» SET TASKS:
• A. According to the Baltic Pipe text, which two places will the submarine pipeline connect?
• B. Reproduce word for word the portion of the Baltic Pipe text that begins with the words containing "The European Commission has" and ends with "2001-07-08. Retrieved 2007-09-15.".

The Baltic Pipe is a proposed natural gas pipeline between Denmark and Poland. When completed, it will transport natural gas from Norway to Poland via Denmark.


The project started in 2001, when Danish oil and gas company DONG and Polish oil and gas company PGNiG signed an agreement on construction of the pipeline and Danish gas supply to Poland.[1] It was agreed to establish a pipeline consortium with two-third shares belonging to DONG and one-third to PGNiG with possible Statoil participation.[2] However, shortly afterward the project was suspended, because of economic feasibility.

The project was revived in 2007. On 2 May 2007, PGNiG and, a Danish transmission system operator, which was taken over Danish natural gas transmission network from DONG, signed an agreement to explore the possibility of construction the Baltic Pipe.[3] In August 2008, the Polish Government replaced PGNiG with the fully state-owned pipeline operator Gaz-System as the project partner.[4]

On 18 May 2009, the European Commission launched a call for proposals for grants in the framework of the European Energy Programme for Recovery. It proposed to allocate about €150 million for implementation of Skanled and Baltic Pipe projects.[5] However, on 16 June 2009 Gaz-System suspended the implementation of the project due to suspension of the Skanled project and lack of natural gas demand in Poland.[6] The project was reactivated by Poland in February 2010 after reviewing the project, and Gaz-System is expecting to launch construction of the pipeline in the second half of 2011.[7]


Originally, the Baltic Pipe project was linked to the Skanled project. Poland wanted to import Norwegian gas via Skanled, through the Danish natural gas system and the Baltic Pipe. After suspension of the Skanled project, Poland sees the pipeline as an export route for surplus gas from its planned Polskie LNG terminal at Świnoujście.[7] At the same time Denmark is looking at importing Russian gas via Poland and the Baltic Pipe.[3]

Technical features[edit]

The 230-kilometre (140 mi) submarine pipeline will connect Rødvig in Denmark and Niechorze in Poland. The capacity and diameter of the pipeline has not yet been determined. However, in 2001 it was discussed that the pipeline should transport at least 5 billion cubic meter (bcm) of gas per year. The cost of building the pipeline was estimated at €335-350 million, depending on the diameter of the pipe.[2] It is planned to be built allowing gas flows in both directions.[3]

The European Commission has provided €3.2 million for technical design of the pipeline.[8]


  1. ^ "Scandinavian Gas Headed for Poland". Warsaw Voice. 2001-07-08. Retrieved 2007-09-15.

» MATERIAL:
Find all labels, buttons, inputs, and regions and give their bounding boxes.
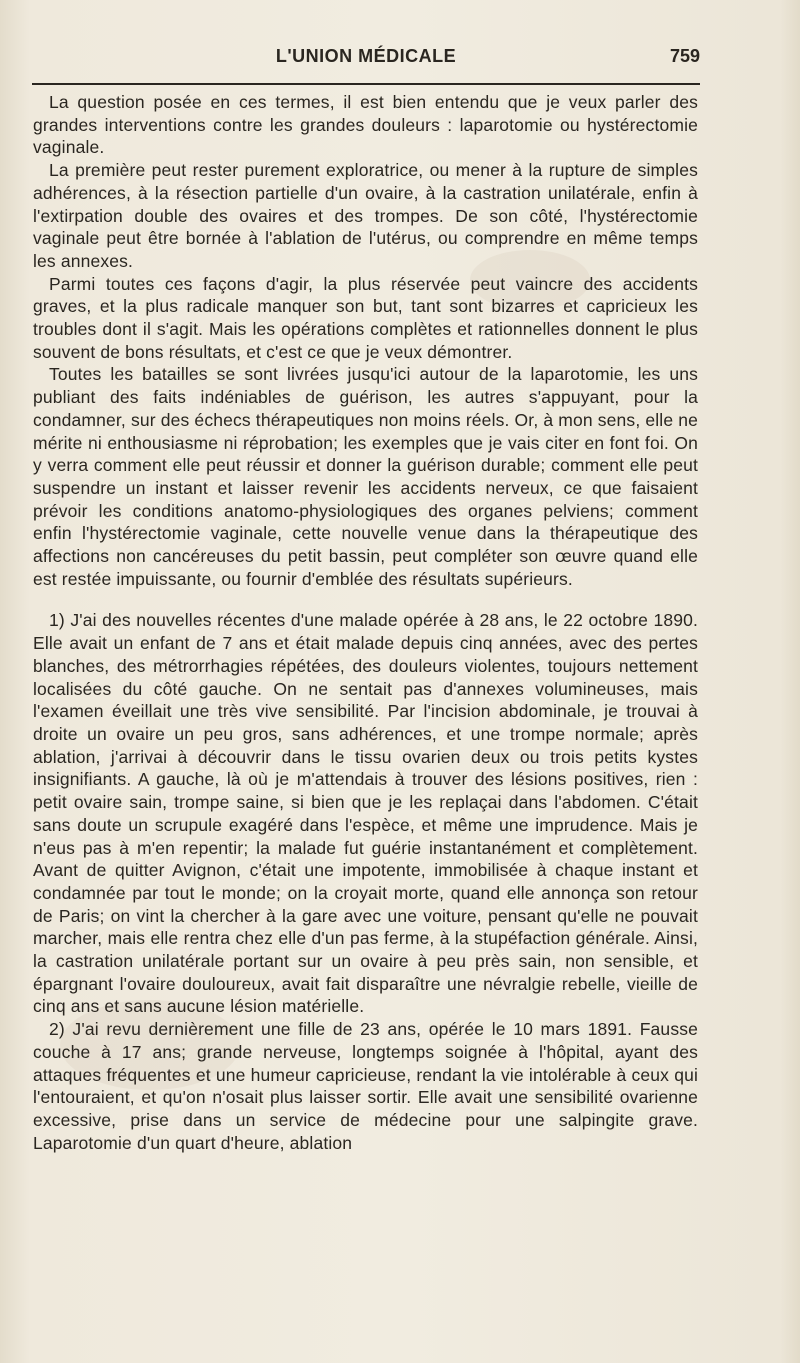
page-number: 759 — [669, 46, 700, 66]
paragraph: Toutes les batailles se sont livrées jusqu'ici autour de la laparotomie, les uns publiant des faits indéniables de guérison, les autres s'appuyant, pour la condamner, sur des échecs thérapeutiques non moins réels. Or, à mon sens, elle ne mérite ni enthousiasme ni réprobation; les exemples que je vais citer en font foi. On y verra comment elle peut réussir et donner la guérison durable; comment elle peut suspendre un instant et laisser revenir les accidents nerveux, ce que faisaient prévoir les conditions anatomo-physiologiques des organes pelviens; comment enfin l'hystérectomie vaginale, cette nouvelle venue dans la thérapeutique des affections non cancéreuses du petit bassin, peut compléter son œuvre quand elle est restée impuissante, ou fournir d'emblée des résultats supérieurs. — [33, 364, 698, 589]
paragraph: Parmi toutes ces façons d'agir, la plus réservée peut vaincre des accidents graves, et la plus radicale manquer son but, tant sont bizarres et capricieux les troubles dont il s'agit. Mais les opérations complètes et rationnelles donnent le plus souvent de bons résultats, et c'est ce que je veux démontrer. — [33, 273, 698, 362]
page-header — [32, 46, 700, 76]
body-text — [33, 91, 698, 1154]
paragraph: La première peut rester purement exploratrice, ou mener à la rupture de simples adhérences, à la résection partielle d'un ovaire, à la castration unilatérale, enfin à l'extirpation double des ovaires et des trompes. De son côté, l'hystérectomie vaginale peut être bornée à l'ablation de l'utérus, ou comprendre en même temps les annexes. — [33, 160, 698, 271]
case-paragraph: 2) J'ai revu dernièrement une fille de 23 ans, opérée le 10 mars 1891. Fausse couche à 17 ans; grande nerveuse, longtemps soignée à l'hôpital, ayant des attaques fréquentes et une humeur capricieuse, rendant la vie intolérable à ceux qui l'entouraient, et qu'on n'osait plus laisser sortir. Elle avait une sensibilité ovarienne excessive, prise dans un service de médecine pour une salpingite grave. Laparotomie d'un quart d'heure, ablation — [33, 1019, 698, 1153]
running-title: L'UNION MÉDICALE — [275, 46, 457, 66]
header-rule — [32, 83, 700, 85]
paragraph: La question posée en ces termes, il est bien entendu que je veux parler des grandes interventions contre les grandes douleurs : laparotomie ou hystérectomie vaginale. — [33, 92, 698, 158]
case-paragraph: 1) J'ai des nouvelles récentes d'une malade opérée à 28 ans, le 22 octobre 1890. Elle avait un enfant de 7 ans et était malade depuis cinq années, avec des pertes blanches, des métrorrhagies répétées, des douleurs violentes, toujours nettement localisées du côté gauche. On ne sentait pas d'annexes volumineuses, mais l'examen éveillait une très vive sensibilité. Par l'incision abdominale, je trouvai à droite un ovaire un peu gros, sans adhérences, et une trompe normale; après ablation, j'arrivai à découvrir dans le tissu ovarien deux ou trois petits kystes insignifiants. A gauche, là où je m'attendais à trouver des lésions positives, rien : petit ovaire sain, trompe saine, si bien que je les replaçai dans l'abdomen. C'était sans doute un scrupule exagéré dans l'espèce, et même une imprudence. Mais je n'eus pas à m'en repentir; la malade fut guérie instantanément et complètement. Avant de quitter Avignon, c'était une impotente, immobilisée à chaque instant et condamnée par tout le monde; on la croyait morte, quand elle annonça son retour de Paris; on vint la chercher à la gare avec une voiture, pensant qu'elle ne pouvait marcher, mais elle rentra chez elle d'un pas ferme, à la stupéfaction générale. Ainsi, la castration unilatérale portant sur un ovaire à peu près sain, non sensible, et épargnant l'ovaire douloureux, avait fait disparaître une névralgie rebelle, vieille de cinq ans et sans aucune lésion matérielle. — [33, 610, 698, 1017]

» SOLUTIONS TO EACH TASK:
• A. Rødvig in Denmark and Niechorze in Poland.

• B.
The European Commission has provided €3.2 million for technical design of the pipeline.[8]


  1. ^ "Scandinavian Gas Headed for Poland". Warsaw Voice. 2001-07-08. Retrieved 2007-09-15.